- _WHAT IS EXPECTED_: All of the records below should be output exactly.

----------

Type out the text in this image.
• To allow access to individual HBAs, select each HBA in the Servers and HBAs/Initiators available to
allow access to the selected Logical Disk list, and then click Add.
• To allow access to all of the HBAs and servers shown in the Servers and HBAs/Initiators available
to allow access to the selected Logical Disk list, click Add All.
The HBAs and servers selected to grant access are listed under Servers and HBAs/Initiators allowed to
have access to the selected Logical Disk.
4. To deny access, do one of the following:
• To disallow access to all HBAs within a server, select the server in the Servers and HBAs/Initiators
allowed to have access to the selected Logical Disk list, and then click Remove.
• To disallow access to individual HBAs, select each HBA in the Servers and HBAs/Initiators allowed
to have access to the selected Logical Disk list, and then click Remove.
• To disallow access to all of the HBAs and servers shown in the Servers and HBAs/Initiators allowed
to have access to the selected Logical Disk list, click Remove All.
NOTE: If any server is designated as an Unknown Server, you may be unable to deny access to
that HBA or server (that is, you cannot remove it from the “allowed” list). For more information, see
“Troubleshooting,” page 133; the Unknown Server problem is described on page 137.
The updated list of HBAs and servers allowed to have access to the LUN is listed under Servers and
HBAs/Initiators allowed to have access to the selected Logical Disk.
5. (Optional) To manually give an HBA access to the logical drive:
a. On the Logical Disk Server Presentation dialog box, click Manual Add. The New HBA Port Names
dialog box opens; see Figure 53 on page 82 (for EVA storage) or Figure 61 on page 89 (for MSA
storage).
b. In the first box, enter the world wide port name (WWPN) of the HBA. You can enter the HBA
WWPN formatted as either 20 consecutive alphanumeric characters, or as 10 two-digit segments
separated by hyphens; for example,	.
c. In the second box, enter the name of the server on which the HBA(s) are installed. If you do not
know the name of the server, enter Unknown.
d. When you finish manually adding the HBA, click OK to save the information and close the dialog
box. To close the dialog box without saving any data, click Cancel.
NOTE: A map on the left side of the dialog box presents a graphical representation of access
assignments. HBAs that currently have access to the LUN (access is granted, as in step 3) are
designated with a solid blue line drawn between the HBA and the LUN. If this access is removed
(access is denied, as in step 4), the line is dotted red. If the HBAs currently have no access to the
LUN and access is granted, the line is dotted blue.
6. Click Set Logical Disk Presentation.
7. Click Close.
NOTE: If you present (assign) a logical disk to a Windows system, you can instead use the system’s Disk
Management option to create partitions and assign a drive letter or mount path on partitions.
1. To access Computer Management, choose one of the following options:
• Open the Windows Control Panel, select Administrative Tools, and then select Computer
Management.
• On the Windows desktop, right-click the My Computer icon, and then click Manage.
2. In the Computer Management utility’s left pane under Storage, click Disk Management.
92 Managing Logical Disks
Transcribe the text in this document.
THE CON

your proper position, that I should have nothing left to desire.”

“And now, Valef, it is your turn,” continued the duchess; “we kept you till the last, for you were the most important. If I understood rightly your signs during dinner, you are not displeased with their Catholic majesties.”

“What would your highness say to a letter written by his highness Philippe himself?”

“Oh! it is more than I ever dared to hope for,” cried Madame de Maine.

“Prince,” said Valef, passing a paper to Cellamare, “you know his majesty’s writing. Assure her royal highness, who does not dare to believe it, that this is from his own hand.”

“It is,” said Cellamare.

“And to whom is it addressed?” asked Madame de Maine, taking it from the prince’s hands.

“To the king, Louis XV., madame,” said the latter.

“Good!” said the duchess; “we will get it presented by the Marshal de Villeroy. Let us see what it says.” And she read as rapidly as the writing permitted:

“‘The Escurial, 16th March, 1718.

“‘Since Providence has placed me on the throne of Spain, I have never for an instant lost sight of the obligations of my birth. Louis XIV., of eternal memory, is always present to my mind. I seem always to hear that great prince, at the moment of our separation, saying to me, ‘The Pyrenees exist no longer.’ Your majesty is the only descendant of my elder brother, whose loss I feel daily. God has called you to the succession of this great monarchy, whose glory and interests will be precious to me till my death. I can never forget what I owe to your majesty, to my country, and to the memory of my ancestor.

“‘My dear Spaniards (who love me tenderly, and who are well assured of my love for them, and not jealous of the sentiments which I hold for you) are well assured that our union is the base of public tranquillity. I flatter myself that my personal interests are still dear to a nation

----------

- _FULL OUTPUT_:
Type out the text in this image.
• To allow access to individual HBAs, select each HBA in the Servers and HBAs/Initiators available to
allow access to the selected Logical Disk list, and then click Add.
• To allow access to all of the HBAs and servers shown in the Servers and HBAs/Initiators available
to allow access to the selected Logical Disk list, click Add All.
The HBAs and servers selected to grant access are listed under Servers and HBAs/Initiators allowed to
have access to the selected Logical Disk.
4. To deny access, do one of the following:
• To disallow access to all HBAs within a server, select the server in the Servers and HBAs/Initiators
allowed to have access to the selected Logical Disk list, and then click Remove.
• To disallow access to individual HBAs, select each HBA in the Servers and HBAs/Initiators allowed
to have access to the selected Logical Disk list, and then click Remove.
• To disallow access to all of the HBAs and servers shown in the Servers and HBAs/Initiators allowed
to have access to the selected Logical Disk list, click Remove All.
NOTE: If any server is designated as an Unknown Server, you may be unable to deny access to
that HBA or server (that is, you cannot remove it from the “allowed” list). For more information, see
“Troubleshooting,” page 133; the Unknown Server problem is described on page 137.
The updated list of HBAs and servers allowed to have access to the LUN is listed under Servers and
HBAs/Initiators allowed to have access to the selected Logical Disk.
5. (Optional) To manually give an HBA access to the logical drive:
a. On the Logical Disk Server Presentation dialog box, click Manual Add. The New HBA Port Names
dialog box opens; see Figure 53 on page 82 (for EVA storage) or Figure 61 on page 89 (for MSA
storage).
b. In the first box, enter the world wide port name (WWPN) of the HBA. You can enter the HBA
WWPN formatted as either 20 consecutive alphanumeric characters, or as 10 two-digit segments
separated by hyphens; for example,	.
c. In the second box, enter the name of the server on which the HBA(s) are installed. If you do not
know the name of the server, enter Unknown.
d. When you finish manually adding the HBA, click OK to save the information and close the dialog
box. To close the dialog box without saving any data, click Cancel.
NOTE: A map on the left side of the dialog box presents a graphical representation of access
assignments. HBAs that currently have access to the LUN (access is granted, as in step 3) are
designated with a solid blue line drawn between the HBA and the LUN. If this access is removed
(access is denied, as in step 4), the line is dotted red. If the HBAs currently have no access to the
LUN and access is granted, the line is dotted blue.
6. Click Set Logical Disk Presentation.
7. Click Close.
NOTE: If you present (assign) a logical disk to a Windows system, you can instead use the system’s Disk
Management option to create partitions and assign a drive letter or mount path on partitions.
1. To access Computer Management, choose one of the following options:
• Open the Windows Control Panel, select Administrative Tools, and then select Computer
Management.
• On the Windows desktop, right-click the My Computer icon, and then click Manage.
2. In the Computer Management utility’s left pane under Storage, click Disk Management.
92 Managing Logical Disks
Transcribe the text in this document.
THE CON

your proper position, that I should have nothing left to desire.”

“And now, Valef, it is your turn,” continued the duchess; “we kept you till the last, for you were the most important. If I understood rightly your signs during dinner, you are not displeased with their Catholic majesties.”

“What would your highness say to a letter written by his highness Philippe himself?”

“Oh! it is more than I ever dared to hope for,” cried Madame de Maine.

“Prince,” said Valef, passing a paper to Cellamare, “you know his majesty’s writing. Assure her royal highness, who does not dare to believe it, that this is from his own hand.”

“It is,” said Cellamare.

“And to whom is it addressed?” asked Madame de Maine, taking it from the prince’s hands.

“To the king, Louis XV., madame,” said the latter.

“Good!” said the duchess; “we will get it presented by the Marshal de Villeroy. Let us see what it says.” And she read as rapidly as the writing permitted:

“‘The Escurial, 16th March, 1718.

“‘Since Providence has placed me on the throne of Spain, I have never for an instant lost sight of the obligations of my birth. Louis XIV., of eternal memory, is always present to my mind. I seem always to hear that great prince, at the moment of our separation, saying to me, ‘The Pyrenees exist no longer.’ Your majesty is the only descendant of my elder brother, whose loss I feel daily. God has called you to the succession of this great monarchy, whose glory and interests will be precious to me till my death. I can never forget what I owe to your majesty, to my country, and to the memory of my ancestor.

“‘My dear Spaniards (who love me tenderly, and who are well assured of my love for them, and not jealous of the sentiments which I hold for you) are well assured that our union is the base of public tranquillity. I flatter myself that my personal interests are still dear to a nation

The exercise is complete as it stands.